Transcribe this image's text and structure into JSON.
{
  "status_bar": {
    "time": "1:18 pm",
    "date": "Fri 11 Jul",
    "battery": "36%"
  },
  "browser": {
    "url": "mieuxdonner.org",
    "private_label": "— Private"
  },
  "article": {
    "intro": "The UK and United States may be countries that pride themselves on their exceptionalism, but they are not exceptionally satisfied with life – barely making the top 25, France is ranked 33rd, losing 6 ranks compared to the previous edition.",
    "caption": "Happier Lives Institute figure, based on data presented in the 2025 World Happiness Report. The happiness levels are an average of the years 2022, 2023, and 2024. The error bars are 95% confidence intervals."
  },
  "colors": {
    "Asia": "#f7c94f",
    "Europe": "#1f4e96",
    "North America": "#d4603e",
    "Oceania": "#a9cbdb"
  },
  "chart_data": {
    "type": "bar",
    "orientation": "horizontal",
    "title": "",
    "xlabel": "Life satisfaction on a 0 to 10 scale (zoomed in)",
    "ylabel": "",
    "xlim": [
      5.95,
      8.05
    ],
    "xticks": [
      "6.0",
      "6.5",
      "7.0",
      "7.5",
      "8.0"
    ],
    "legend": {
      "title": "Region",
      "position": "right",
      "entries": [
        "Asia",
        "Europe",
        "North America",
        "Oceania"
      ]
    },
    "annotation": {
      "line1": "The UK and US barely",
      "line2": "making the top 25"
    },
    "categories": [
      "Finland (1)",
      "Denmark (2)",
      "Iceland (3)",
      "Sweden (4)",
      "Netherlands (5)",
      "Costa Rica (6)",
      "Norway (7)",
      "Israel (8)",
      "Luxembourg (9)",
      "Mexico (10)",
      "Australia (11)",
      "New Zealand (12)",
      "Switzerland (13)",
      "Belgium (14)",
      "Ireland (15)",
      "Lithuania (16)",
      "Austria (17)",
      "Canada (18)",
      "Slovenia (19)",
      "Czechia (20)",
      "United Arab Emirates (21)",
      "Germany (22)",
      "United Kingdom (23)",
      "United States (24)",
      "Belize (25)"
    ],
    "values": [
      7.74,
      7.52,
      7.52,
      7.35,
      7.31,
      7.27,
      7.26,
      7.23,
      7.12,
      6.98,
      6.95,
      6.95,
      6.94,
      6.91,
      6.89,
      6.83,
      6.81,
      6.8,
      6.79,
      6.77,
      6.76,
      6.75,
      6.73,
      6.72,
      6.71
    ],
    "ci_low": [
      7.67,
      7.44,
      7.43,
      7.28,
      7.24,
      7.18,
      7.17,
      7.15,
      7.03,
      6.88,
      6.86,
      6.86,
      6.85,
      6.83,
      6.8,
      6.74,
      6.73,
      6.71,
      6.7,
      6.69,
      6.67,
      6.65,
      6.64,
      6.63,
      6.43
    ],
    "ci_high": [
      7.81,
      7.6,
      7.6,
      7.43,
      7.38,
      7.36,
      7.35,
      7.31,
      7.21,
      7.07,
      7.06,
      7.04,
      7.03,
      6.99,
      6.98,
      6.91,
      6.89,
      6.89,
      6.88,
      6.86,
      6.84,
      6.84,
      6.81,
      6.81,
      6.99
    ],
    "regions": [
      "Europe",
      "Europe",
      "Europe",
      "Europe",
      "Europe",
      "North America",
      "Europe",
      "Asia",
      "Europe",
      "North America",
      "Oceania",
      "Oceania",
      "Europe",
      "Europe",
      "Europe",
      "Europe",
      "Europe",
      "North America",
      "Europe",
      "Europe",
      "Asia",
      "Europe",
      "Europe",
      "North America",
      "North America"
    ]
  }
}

+++++

§ WRITTEN REQUEST
Tally up the lines holding the string "making" in this listing, and report the total alone.

§ WRITTEN ANSWER
2